### [OBJECTIF DE L'EXERCICE]
Selon le texte sur les relations entre le Niger et la Libye, combien de gendarmes entourent en permanence la villa de Saadi à Niamey ?

*** SOURCE

Un voisin incontournable et encombrant
Aujourd’hui affaibli par de nombreuses rivalités au sommet de l’Etat et en proie à une montée importante de l’insécurité sur son territoire — tout particulièrement au niveau de la frontière nord avec la Libye — le pouvoir nigérien semble pourtant de plus en plus résolu à en finir avec ses vieillles affinités kadhafistes. Une rupture qui porte avec elle son lot de questionnements.
Il est vrai que pour le Niger, la Libye a toujours été un voisin à la fois incontournable et encombrant. Le régime de Kadhafi a d’abord été une source d’enrichissement pour les dirigeants nigériens qui se sont succédés à la tête de l’Etat tout comme pour leurs opposants. Le dernier président en date ne fait pas exception. En jouant volontiers de ses réseaux dans les milieux minoritaires arabes nigériens, il a pu d’un seul geste s’attirer l’aide gracieuse du « Guide », celle de grandes fortunes du pays et de nombreuses voix du côté des franges arabes de la population lorsqu’il était dans l’opposition. « Au cours de ses campagnes éléctorales, M. Issoufou sillonnait le pays à bord d’avions libyens spécialement affrétés pour l’occasion » se souvient un journaliste nigérien. En retour de ces largesses, les autorités nigériennes ont jusqu’à présent refusé d’extrader Saadi et les généraux qui ont passé la frontière avec lui après la chute de l’ancien régime, malgré les demandes insistantes de Tripoli. A Niamey, Saadi vit dans une villa entourée en permanence d’une trentaine de gendarmes. Lui et les autres anciens partisans de Kadhafi recevraient régulièrement des visiteurs venus de Libye dans la fraîcheur de leurs résidences surveillées ou à l’extérieur. Les ex-dignitiares libyens bénéficieraient en effet, contrairement à Saadi, le droit de se déplacer das la capitale. Les autorités nigériennes se sont ainsi régulièrement attiré les foudres de Tripoli qui accuse le pays d’être devenu une véritable base arrière de la résistance kadhafiste. Quoi qu’il en soit, visites ou pas, même à quelques milliers de kilomètres de distance, les moyens de s’organiser ne manquent pas. « Ils ont accès au téléphone, à internet et donc à skype… Ils peuvent faire ce qu’ils veulent » affirme-t-on de source policière nigérienne.

******
*** ENREGISTREMENTS DE DONNÉES

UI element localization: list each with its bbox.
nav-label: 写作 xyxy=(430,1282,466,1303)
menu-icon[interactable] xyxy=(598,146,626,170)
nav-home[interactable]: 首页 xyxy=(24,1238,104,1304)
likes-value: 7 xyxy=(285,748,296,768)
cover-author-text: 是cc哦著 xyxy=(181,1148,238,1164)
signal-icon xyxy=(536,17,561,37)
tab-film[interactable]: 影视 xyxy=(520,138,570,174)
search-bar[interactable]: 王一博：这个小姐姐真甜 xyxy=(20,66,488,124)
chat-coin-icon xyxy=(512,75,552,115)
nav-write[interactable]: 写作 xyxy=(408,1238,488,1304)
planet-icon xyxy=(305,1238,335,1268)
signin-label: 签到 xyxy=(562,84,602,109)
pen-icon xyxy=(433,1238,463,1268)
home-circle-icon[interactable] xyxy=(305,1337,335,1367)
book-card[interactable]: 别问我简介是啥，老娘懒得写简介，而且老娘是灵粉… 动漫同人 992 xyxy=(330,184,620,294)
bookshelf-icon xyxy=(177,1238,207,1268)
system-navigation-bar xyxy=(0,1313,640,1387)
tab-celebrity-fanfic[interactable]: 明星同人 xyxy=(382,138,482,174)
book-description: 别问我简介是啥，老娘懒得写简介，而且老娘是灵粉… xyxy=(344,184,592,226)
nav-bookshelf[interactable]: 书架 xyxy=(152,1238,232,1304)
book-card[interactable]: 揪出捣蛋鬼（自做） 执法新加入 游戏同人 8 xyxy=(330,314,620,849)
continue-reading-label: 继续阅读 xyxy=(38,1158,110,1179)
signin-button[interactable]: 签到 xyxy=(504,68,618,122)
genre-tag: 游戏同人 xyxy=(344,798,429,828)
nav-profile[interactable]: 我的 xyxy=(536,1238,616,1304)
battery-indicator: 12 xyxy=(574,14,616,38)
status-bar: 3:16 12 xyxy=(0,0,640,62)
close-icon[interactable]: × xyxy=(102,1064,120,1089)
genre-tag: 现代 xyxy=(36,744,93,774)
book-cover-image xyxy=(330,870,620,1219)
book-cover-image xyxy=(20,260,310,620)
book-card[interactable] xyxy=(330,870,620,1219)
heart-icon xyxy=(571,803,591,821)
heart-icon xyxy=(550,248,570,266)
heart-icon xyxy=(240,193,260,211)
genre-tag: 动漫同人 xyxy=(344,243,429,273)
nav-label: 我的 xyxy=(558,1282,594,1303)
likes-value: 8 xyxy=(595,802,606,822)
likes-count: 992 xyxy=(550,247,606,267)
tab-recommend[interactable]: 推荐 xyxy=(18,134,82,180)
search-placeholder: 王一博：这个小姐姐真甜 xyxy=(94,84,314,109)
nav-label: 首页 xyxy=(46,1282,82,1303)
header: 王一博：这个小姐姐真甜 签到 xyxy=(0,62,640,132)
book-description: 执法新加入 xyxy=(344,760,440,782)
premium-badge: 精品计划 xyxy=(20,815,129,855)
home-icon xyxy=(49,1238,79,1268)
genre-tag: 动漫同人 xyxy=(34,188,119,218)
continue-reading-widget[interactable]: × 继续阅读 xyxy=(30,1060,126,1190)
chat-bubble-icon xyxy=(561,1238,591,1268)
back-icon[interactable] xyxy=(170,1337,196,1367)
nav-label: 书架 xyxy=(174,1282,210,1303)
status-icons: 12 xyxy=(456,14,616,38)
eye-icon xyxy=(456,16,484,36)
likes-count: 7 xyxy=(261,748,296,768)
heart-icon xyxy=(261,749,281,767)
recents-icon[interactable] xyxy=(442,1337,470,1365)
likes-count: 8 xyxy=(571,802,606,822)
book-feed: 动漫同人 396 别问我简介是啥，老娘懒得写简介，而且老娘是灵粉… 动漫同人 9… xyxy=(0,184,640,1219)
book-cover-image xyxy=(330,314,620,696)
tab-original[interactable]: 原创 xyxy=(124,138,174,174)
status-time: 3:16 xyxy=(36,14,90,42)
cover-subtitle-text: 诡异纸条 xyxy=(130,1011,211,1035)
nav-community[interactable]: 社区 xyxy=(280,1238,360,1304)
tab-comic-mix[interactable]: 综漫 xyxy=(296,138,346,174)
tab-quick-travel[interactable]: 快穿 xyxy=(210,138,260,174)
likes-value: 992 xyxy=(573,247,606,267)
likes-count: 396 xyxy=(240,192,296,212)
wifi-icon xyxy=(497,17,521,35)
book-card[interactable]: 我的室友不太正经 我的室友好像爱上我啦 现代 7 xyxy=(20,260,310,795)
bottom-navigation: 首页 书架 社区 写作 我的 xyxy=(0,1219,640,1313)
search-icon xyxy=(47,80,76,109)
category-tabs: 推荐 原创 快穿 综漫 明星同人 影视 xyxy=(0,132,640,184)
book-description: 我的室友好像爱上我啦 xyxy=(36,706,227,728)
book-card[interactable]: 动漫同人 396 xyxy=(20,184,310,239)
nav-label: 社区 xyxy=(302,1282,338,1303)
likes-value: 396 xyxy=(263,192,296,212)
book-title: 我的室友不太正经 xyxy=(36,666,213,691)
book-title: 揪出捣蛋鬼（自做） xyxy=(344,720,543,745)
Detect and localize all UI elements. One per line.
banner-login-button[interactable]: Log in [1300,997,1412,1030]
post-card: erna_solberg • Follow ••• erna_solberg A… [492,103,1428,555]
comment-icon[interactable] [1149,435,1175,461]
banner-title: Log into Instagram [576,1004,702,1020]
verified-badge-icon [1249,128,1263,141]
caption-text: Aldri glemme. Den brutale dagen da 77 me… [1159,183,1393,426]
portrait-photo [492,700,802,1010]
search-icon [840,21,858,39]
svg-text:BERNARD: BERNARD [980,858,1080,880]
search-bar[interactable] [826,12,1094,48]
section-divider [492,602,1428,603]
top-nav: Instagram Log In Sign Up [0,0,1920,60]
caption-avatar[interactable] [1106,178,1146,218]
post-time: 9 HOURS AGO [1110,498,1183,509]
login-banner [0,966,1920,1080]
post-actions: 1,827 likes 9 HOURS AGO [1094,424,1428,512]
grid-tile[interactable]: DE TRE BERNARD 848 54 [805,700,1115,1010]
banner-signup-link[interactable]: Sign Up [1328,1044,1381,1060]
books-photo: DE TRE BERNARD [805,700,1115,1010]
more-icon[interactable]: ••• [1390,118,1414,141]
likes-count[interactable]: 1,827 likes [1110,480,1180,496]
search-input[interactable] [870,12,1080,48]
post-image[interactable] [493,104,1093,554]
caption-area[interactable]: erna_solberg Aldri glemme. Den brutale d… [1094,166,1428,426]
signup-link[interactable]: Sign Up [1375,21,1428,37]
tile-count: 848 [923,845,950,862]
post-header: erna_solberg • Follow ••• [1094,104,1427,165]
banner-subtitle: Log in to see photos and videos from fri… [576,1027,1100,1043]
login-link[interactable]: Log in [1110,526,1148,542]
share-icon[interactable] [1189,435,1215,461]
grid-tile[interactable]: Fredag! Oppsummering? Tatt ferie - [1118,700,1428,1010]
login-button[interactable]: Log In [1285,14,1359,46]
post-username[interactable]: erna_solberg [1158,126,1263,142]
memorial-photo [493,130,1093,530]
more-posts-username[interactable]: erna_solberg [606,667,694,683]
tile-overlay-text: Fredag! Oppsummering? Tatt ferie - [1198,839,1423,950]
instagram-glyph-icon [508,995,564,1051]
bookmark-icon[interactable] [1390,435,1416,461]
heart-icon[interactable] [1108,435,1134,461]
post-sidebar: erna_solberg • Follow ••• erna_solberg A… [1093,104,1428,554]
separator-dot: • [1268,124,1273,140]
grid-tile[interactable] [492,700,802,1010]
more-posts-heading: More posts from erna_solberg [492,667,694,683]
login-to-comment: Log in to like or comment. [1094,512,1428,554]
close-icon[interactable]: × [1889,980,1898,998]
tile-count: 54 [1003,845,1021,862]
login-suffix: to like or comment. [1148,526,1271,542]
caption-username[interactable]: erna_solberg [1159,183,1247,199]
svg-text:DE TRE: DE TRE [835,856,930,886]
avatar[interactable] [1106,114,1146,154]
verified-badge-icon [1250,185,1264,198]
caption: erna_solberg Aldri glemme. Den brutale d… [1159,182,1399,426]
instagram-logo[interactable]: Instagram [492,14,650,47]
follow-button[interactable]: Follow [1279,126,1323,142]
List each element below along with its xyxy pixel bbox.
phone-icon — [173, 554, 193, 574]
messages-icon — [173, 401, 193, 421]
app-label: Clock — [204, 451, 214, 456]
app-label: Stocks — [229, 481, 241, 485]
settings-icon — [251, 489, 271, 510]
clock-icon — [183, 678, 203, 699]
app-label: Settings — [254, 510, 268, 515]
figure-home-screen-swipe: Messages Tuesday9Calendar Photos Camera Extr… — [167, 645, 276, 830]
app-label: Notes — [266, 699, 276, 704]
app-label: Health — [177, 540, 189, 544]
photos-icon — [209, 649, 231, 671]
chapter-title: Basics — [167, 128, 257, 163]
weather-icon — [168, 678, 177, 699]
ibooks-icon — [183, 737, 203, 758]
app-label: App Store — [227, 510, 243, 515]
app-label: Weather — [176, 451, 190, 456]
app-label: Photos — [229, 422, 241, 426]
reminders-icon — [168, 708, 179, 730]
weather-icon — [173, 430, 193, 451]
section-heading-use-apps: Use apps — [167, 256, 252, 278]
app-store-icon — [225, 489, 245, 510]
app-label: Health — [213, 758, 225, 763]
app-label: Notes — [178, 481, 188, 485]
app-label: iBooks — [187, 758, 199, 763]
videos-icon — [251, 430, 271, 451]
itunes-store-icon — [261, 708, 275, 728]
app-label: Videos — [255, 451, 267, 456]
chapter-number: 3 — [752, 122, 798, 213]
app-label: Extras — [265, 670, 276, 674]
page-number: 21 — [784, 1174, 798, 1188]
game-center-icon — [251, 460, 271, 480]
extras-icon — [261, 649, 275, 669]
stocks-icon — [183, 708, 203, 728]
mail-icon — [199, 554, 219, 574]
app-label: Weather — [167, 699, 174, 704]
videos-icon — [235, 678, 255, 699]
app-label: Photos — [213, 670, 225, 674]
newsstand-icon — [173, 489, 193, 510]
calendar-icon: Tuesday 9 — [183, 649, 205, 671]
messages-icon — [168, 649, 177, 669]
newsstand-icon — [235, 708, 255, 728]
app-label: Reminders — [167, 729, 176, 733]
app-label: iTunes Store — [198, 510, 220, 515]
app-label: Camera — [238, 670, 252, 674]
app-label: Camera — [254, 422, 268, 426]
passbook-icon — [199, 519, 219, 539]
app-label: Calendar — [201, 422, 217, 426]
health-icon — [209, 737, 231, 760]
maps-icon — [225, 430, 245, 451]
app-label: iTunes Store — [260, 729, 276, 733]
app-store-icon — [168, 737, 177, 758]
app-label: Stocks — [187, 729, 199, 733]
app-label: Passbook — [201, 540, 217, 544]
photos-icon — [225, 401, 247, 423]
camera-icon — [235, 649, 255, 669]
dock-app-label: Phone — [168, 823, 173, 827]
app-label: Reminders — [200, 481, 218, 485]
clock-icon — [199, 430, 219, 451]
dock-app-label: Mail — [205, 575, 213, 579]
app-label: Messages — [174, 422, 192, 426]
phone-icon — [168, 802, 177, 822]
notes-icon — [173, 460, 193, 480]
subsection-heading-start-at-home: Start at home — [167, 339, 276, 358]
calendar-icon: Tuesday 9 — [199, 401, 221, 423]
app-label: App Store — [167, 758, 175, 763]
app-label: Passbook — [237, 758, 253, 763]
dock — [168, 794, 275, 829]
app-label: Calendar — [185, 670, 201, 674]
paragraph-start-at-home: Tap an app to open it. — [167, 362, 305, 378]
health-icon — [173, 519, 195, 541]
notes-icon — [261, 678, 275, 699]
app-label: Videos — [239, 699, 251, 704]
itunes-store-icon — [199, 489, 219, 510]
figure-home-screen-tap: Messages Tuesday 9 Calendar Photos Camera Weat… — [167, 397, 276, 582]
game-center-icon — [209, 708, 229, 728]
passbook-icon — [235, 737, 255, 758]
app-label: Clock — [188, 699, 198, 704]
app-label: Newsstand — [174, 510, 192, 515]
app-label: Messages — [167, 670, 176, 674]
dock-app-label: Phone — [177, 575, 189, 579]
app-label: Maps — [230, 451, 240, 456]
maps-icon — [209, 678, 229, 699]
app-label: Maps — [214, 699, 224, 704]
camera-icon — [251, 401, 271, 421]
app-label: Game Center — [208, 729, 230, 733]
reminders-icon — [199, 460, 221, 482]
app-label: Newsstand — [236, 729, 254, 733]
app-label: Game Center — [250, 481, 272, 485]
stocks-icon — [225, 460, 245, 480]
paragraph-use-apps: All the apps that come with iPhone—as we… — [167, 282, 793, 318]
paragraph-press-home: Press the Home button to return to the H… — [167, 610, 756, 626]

******

### [RÉPONSE À L'EXERCICE]
Une trentaine de gendarmes.